TASK PROMPT ->
Copy each line containing the word "наши" from the records that follow, please.

MATERIAL FOR THE TASK ->
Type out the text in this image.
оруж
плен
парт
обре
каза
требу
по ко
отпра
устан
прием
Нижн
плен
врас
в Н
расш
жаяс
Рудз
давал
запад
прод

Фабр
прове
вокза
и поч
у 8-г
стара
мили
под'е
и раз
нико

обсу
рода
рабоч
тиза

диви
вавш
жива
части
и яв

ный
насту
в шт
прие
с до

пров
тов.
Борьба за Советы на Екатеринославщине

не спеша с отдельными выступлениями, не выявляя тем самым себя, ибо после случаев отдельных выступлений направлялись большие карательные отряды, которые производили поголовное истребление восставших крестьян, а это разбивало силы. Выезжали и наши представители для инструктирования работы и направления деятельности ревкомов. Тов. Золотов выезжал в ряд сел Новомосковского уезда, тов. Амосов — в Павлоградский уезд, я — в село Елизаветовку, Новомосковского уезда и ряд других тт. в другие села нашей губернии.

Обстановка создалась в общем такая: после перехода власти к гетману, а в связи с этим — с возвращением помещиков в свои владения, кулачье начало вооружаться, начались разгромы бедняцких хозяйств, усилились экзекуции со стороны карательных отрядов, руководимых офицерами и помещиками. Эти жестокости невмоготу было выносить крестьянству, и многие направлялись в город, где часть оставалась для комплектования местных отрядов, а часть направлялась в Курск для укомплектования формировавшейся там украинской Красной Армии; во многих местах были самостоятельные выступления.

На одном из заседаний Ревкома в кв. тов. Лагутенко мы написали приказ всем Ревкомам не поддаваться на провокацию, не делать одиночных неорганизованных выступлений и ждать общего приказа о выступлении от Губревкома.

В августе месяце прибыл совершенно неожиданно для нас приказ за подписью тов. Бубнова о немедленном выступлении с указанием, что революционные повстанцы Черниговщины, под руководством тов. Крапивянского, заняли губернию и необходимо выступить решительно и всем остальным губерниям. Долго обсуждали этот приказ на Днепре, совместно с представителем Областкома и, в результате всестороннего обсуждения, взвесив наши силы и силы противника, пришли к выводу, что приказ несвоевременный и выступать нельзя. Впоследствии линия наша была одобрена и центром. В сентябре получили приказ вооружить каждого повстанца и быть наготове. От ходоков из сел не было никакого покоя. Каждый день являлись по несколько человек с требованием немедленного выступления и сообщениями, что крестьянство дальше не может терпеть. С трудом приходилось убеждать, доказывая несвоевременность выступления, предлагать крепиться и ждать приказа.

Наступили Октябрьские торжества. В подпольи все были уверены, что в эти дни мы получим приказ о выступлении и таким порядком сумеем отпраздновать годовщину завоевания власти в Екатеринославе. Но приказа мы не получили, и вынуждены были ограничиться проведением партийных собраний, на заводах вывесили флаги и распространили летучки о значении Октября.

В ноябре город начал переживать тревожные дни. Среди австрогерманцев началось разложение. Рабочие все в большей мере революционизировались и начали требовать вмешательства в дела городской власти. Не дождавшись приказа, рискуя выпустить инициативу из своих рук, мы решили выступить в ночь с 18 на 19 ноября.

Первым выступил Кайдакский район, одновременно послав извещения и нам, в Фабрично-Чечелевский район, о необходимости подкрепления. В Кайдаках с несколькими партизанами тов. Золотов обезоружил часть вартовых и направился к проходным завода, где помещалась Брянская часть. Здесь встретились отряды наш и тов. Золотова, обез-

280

EXERCISE SOLUTION ->
не спеша с отдельными выступлениями, не выявляя тем самым себя, ибо после случаев отдельных выступлений направлялись большие карательные отряды, которые производили поголовное истребление восставших крестьян, а это разбивало силы. Выезжали и наши представители для инструктирования работы и направления деятельности ревкомов. Тов. Золотов выезжал в ряд сел Новомосковского уезда, тов. Амосов — в Павлоградский уезд, я — в село Елизаветовку, Новомосковского уезда и ряд других тт. в другие села нашей губернии.
В августе месяце прибыл совершенно неожиданно для нас приказ за подписью тов. Бубнова о немедленном выступлении с указанием, что революционные повстанцы Черниговщины, под руководством тов. Крапивянского, заняли губернию и необходимо выступить решительно и всем остальным губерниям. Долго обсуждали этот приказ на Днепре, совместно с представителем Областкома и, в результате всестороннего обсуждения, взвесив наши силы и силы противника, пришли к выводу, что приказ несвоевременный и выступать нельзя. Впоследствии линия наша была одобрена и центром. В сентябре получили приказ вооружить каждого повстанца и быть наготове. От ходоков из сел не было никакого покоя. Каждый день являлись по несколько человек с требованием немедленного выступления и сообщениями, что крестьянство дальше не может терпеть. С трудом приходилось убеждать, доказывая несвоевременность выступления, предлагать крепиться и ждать приказа.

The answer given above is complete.